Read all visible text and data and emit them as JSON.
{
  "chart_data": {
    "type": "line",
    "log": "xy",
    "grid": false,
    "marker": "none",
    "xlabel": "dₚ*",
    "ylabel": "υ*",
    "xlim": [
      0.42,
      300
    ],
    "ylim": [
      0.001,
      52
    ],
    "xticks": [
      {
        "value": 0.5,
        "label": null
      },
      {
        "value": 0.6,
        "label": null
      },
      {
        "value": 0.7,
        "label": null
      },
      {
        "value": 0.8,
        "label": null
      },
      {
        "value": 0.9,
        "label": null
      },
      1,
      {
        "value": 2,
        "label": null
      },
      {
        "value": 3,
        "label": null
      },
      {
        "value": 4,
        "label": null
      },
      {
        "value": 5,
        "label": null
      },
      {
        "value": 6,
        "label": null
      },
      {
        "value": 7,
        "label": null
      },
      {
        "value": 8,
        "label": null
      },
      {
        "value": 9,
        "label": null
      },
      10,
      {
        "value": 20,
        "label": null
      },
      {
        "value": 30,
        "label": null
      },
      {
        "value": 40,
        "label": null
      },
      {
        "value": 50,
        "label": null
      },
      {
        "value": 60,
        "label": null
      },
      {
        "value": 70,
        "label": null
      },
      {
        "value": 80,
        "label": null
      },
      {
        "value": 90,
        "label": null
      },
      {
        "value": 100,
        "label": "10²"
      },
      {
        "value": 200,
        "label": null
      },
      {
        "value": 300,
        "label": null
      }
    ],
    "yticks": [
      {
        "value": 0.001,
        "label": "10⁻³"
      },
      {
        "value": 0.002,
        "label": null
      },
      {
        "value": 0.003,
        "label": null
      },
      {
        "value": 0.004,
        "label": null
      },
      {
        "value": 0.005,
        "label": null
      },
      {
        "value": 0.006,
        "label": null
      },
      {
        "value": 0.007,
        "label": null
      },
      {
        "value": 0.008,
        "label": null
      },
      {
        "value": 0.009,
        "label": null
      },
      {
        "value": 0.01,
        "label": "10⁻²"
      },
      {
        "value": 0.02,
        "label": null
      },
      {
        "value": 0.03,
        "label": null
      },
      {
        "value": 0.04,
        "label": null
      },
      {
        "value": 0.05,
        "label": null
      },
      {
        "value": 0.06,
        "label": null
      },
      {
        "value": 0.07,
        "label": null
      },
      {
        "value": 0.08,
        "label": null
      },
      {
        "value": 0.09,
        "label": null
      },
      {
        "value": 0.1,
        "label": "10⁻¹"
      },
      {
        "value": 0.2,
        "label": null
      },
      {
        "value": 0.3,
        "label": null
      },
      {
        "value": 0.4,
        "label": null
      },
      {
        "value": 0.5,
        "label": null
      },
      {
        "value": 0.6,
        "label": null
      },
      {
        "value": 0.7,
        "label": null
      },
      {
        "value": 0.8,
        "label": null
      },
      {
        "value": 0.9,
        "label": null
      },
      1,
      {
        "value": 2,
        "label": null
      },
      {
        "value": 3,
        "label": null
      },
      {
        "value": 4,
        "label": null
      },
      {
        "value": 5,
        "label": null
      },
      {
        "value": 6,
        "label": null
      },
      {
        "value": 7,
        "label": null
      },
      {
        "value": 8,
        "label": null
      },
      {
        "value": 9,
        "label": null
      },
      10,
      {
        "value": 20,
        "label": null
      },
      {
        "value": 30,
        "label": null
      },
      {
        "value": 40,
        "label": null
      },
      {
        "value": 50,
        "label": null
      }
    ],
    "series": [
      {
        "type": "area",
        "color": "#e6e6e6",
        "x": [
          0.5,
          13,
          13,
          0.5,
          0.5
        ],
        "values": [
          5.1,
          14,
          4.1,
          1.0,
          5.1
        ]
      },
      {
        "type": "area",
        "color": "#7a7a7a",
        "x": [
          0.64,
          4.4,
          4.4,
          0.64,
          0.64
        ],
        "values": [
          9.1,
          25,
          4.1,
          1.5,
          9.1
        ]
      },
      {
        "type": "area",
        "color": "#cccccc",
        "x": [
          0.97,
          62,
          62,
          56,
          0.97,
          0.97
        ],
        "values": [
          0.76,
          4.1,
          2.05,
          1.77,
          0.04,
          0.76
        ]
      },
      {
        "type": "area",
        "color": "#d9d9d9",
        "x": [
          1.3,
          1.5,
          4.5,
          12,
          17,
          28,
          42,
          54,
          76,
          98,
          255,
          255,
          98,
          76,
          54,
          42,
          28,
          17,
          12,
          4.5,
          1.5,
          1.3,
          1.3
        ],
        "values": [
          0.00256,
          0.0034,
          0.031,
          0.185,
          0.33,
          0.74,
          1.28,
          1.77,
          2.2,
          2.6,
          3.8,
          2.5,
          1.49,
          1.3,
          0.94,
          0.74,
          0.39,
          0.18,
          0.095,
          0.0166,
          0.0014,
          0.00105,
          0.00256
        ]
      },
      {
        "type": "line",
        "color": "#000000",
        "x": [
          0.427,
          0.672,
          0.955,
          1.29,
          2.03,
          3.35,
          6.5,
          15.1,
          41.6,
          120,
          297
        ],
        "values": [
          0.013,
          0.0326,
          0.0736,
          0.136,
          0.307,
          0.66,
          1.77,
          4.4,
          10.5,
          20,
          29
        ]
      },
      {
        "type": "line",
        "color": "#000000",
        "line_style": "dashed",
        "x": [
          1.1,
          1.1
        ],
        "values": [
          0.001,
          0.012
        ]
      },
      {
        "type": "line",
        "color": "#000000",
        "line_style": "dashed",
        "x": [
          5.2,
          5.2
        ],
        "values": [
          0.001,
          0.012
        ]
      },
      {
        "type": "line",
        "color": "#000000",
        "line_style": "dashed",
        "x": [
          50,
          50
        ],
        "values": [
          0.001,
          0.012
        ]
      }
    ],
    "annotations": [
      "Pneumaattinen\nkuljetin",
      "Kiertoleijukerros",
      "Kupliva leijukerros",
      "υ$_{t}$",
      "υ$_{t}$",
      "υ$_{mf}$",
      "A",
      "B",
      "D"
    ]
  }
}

- - - - - - -

**Exercise brief**. Give back each line above precisely as it stands.

**Written answer**.
Read all visible text and data and emit them as JSON.
{
  "chart_data": {
    "type": "line",
    "log": "xy",
    "grid": false,
    "marker": "none",
    "xlabel": "dₚ*",
    "ylabel": "υ*",
    "xlim": [
      0.42,
      300
    ],
    "ylim": [
      0.001,
      52
    ],
    "xticks": [
      {
        "value": 0.5,
        "label": null
      },
      {
        "value": 0.6,
        "label": null
      },
      {
        "value": 0.7,
        "label": null
      },
      {
        "value": 0.8,
        "label": null
      },
      {
        "value": 0.9,
        "label": null
      },
      1,
      {
        "value": 2,
        "label": null
      },
      {
        "value": 3,
        "label": null
      },
      {
        "value": 4,
        "label": null
      },
      {
        "value": 5,
        "label": null
      },
      {
        "value": 6,
        "label": null
      },
      {
        "value": 7,
        "label": null
      },
      {
        "value": 8,
        "label": null
      },
      {
        "value": 9,
        "label": null
      },
      10,
      {
        "value": 20,
        "label": null
      },
      {
        "value": 30,
        "label": null
      },
      {
        "value": 40,
        "label": null
      },
      {
        "value": 50,
        "label": null
      },
      {
        "value": 60,
        "label": null
      },
      {
        "value": 70,
        "label": null
      },
      {
        "value": 80,
        "label": null
      },
      {
        "value": 90,
        "label": null
      },
      {
        "value": 100,
        "label": "10²"
      },
      {
        "value": 200,
        "label": null
      },
      {
        "value": 300,
        "label": null
      }
    ],
    "yticks": [
      {
        "value": 0.001,
        "label": "10⁻³"
      },
      {
        "value": 0.002,
        "label": null
      },
      {
        "value": 0.003,
        "label": null
      },
      {
        "value": 0.004,
        "label": null
      },
      {
        "value": 0.005,
        "label": null
      },
      {
        "value": 0.006,
        "label": null
      },
      {
        "value": 0.007,
        "label": null
      },
      {
        "value": 0.008,
        "label": null
      },
      {
        "value": 0.009,
        "label": null
      },
      {
        "value": 0.01,
        "label": "10⁻²"
      },
      {
        "value": 0.02,
        "label": null
      },
      {
        "value": 0.03,
        "label": null
      },
      {
        "value": 0.04,
        "label": null
      },
      {
        "value": 0.05,
        "label": null
      },
      {
        "value": 0.06,
        "label": null
      },
      {
        "value": 0.07,
        "label": null
      },
      {
        "value": 0.08,
        "label": null
      },
      {
        "value": 0.09,
        "label": null
      },
      {
        "value": 0.1,
        "label": "10⁻¹"
      },
      {
        "value": 0.2,
        "label": null
      },
      {
        "value": 0.3,
        "label": null
      },
      {
        "value": 0.4,
        "label": null
      },
      {
        "value": 0.5,
        "label": null
      },
      {
        "value": 0.6,
        "label": null
      },
      {
        "value": 0.7,
        "label": null
      },
      {
        "value": 0.8,
        "label": null
      },
      {
        "value": 0.9,
        "label": null
      },
      1,
      {
        "value": 2,
        "label": null
      },
      {
        "value": 3,
        "label": null
      },
      {
        "value": 4,
        "label": null
      },
      {
        "value": 5,
        "label": null
      },
      {
        "value": 6,
        "label": null
      },
      {
        "value": 7,
        "label": null
      },
      {
        "value": 8,
        "label": null
      },
      {
        "value": 9,
        "label": null
      },
      10,
      {
        "value": 20,
        "label": null
      },
      {
        "value": 30,
        "label": null
      },
      {
        "value": 40,
        "label": null
      },
      {
        "value": 50,
        "label": null
      }
    ],
    "series": [
      {
        "type": "area",
        "color": "#e6e6e6",
        "x": [
          0.5,
          13,
          13,
          0.5,
          0.5
        ],
        "values": [
          5.1,
          14,
          4.1,
          1.0,
          5.1
        ]
      },
      {
        "type": "area",
        "color": "#7a7a7a",
        "x": [
          0.64,
          4.4,
          4.4,
          0.64,
          0.64
        ],
        "values": [
          9.1,
          25,
          4.1,
          1.5,
          9.1
        ]
      },
      {
        "type": "area",
        "color": "#cccccc",
        "x": [
          0.97,
          62,
          62,
          56,
          0.97,
          0.97
        ],
        "values": [
          0.76,
          4.1,
          2.05,
          1.77,
          0.04,
          0.76
        ]
      },
      {
        "type": "area",
        "color": "#d9d9d9",
        "x": [
          1.3,
          1.5,
          4.5,
          12,
          17,
          28,
          42,
          54,
          76,
          98,
          255,
          255,
          98,
          76,
          54,
          42,
          28,
          17,
          12,
          4.5,
          1.5,
          1.3,
          1.3
        ],
        "values": [
          0.00256,
          0.0034,
          0.031,
          0.185,
          0.33,
          0.74,
          1.28,
          1.77,
          2.2,
          2.6,
          3.8,
          2.5,
          1.49,
          1.3,
          0.94,
          0.74,
          0.39,
          0.18,
          0.095,
          0.0166,
          0.0014,
          0.00105,
          0.00256
        ]
      },
      {
        "type": "line",
        "color": "#000000",
        "x": [
          0.427,
          0.672,
          0.955,
          1.29,
          2.03,
          3.35,
          6.5,
          15.1,
          41.6,
          120,
          297
        ],
        "values": [
          0.013,
          0.0326,
          0.0736,
          0.136,
          0.307,
          0.66,
          1.77,
          4.4,
          10.5,
          20,
          29
        ]
      },
      {
        "type": "line",
        "color": "#000000",
        "line_style": "dashed",
        "x": [
          1.1,
          1.1
        ],
        "values": [
          0.001,
          0.012
        ]
      },
      {
        "type": "line",
        "color": "#000000",
        "line_style": "dashed",
        "x": [
          5.2,
          5.2
        ],
        "values": [
          0.001,
          0.012
        ]
      },
      {
        "type": "line",
        "color": "#000000",
        "line_style": "dashed",
        "x": [
          50,
          50
        ],
        "values": [
          0.001,
          0.012
        ]
      }
    ],
    "annotations": [
      "Pneumaattinen\nkuljetin",
      "Kiertoleijukerros",
      "Kupliva leijukerros",
      "υ$_{t}$",
      "υ$_{t}$",
      "υ$_{mf}$",
      "A",
      "B",
      "D"
    ]
  }
}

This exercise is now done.